··· Supplied material

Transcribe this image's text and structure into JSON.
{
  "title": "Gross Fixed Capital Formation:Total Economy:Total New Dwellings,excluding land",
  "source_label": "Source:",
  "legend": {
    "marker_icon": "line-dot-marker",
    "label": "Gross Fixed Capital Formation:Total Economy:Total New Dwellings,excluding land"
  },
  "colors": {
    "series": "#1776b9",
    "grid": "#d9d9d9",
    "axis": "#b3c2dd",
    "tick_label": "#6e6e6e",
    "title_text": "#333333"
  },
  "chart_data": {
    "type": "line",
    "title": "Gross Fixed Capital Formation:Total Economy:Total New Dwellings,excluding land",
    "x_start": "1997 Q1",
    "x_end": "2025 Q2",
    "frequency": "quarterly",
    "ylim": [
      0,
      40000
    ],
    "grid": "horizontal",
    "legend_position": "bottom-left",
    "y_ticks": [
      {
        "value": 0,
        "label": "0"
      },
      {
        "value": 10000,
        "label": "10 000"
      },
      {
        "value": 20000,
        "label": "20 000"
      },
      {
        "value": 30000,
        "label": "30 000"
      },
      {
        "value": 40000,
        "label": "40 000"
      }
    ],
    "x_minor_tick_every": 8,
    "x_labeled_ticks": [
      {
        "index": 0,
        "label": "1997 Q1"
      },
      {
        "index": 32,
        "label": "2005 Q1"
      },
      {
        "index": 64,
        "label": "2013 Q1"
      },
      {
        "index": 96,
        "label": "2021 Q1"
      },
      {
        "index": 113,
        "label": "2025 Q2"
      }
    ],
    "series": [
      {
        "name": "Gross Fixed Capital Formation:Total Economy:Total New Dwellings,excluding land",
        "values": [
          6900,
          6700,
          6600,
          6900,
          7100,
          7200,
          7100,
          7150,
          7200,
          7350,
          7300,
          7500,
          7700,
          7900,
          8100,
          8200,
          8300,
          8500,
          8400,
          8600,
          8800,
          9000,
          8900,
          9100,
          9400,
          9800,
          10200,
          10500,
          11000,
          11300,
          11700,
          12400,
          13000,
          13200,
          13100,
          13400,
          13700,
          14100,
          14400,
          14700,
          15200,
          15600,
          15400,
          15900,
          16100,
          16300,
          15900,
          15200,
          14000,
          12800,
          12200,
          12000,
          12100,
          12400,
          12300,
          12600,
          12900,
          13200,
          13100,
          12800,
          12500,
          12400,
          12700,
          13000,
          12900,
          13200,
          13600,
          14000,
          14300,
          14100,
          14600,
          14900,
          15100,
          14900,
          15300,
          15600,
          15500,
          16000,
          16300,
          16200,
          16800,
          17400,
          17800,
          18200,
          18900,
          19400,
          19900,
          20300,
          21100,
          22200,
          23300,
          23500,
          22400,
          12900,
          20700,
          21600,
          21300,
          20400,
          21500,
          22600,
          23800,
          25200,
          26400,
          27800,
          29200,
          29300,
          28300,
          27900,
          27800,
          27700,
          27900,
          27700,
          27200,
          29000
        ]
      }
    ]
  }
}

······

■ **Given task**
Reproduce the material verbatim, line by line.

■ **Result for this exercise**
Transcribe this image's text and structure into JSON.
{
  "title": "Gross Fixed Capital Formation:Total Economy:Total New Dwellings,excluding land",
  "source_label": "Source:",
  "legend": {
    "marker_icon": "line-dot-marker",
    "label": "Gross Fixed Capital Formation:Total Economy:Total New Dwellings,excluding land"
  },
  "colors": {
    "series": "#1776b9",
    "grid": "#d9d9d9",
    "axis": "#b3c2dd",
    "tick_label": "#6e6e6e",
    "title_text": "#333333"
  },
  "chart_data": {
    "type": "line",
    "title": "Gross Fixed Capital Formation:Total Economy:Total New Dwellings,excluding land",
    "x_start": "1997 Q1",
    "x_end": "2025 Q2",
    "frequency": "quarterly",
    "ylim": [
      0,
      40000
    ],
    "grid": "horizontal",
    "legend_position": "bottom-left",
    "y_ticks": [
      {
        "value": 0,
        "label": "0"
      },
      {
        "value": 10000,
        "label": "10 000"
      },
      {
        "value": 20000,
        "label": "20 000"
      },
      {
        "value": 30000,
        "label": "30 000"
      },
      {
        "value": 40000,
        "label": "40 000"
      }
    ],
    "x_minor_tick_every": 8,
    "x_labeled_ticks": [
      {
        "index": 0,
        "label": "1997 Q1"
      },
      {
        "index": 32,
        "label": "2005 Q1"
      },
      {
        "index": 64,
        "label": "2013 Q1"
      },
      {
        "index": 96,
        "label": "2021 Q1"
      },
      {
        "index": 113,
        "label": "2025 Q2"
      }
    ],
    "series": [
      {
        "name": "Gross Fixed Capital Formation:Total Economy:Total New Dwellings,excluding land",
        "values": [
          6900,
          6700,
          6600,
          6900,
          7100,
          7200,
          7100,
          7150,
          7200,
          7350,
          7300,
          7500,
          7700,
          7900,
          8100,
          8200,
          8300,
          8500,
          8400,
          8600,
          8800,
          9000,
          8900,
          9100,
          9400,
          9800,
          10200,
          10500,
          11000,
          11300,
          11700,
          12400,
          13000,
          13200,
          13100,
          13400,
          13700,
          14100,
          14400,
          14700,
          15200,
          15600,
          15400,
          15900,
          16100,
          16300,
          15900,
          15200,
          14000,
          12800,
          12200,
          12000,
          12100,
          12400,
          12300,
          12600,
          12900,
          13200,
          13100,
          12800,
          12500,
          12400,
          12700,
          13000,
          12900,
          13200,
          13600,
          14000,
          14300,
          14100,
          14600,
          14900,
          15100,
          14900,
          15300,
          15600,
          15500,
          16000,
          16300,
          16200,
          16800,
          17400,
          17800,
          18200,
          18900,
          19400,
          19900,
          20300,
          21100,
          22200,
          23300,
          23500,
          22400,
          12900,
          20700,
          21600,
          21300,
          20400,
          21500,
          22600,
          23800,
          25200,
          26400,
          27800,
          29200,
          29300,
          28300,
          27900,
          27800,
          27700,
          27900,
          27700,
          27200,
          29000
        ]
      }
    ]
  }
}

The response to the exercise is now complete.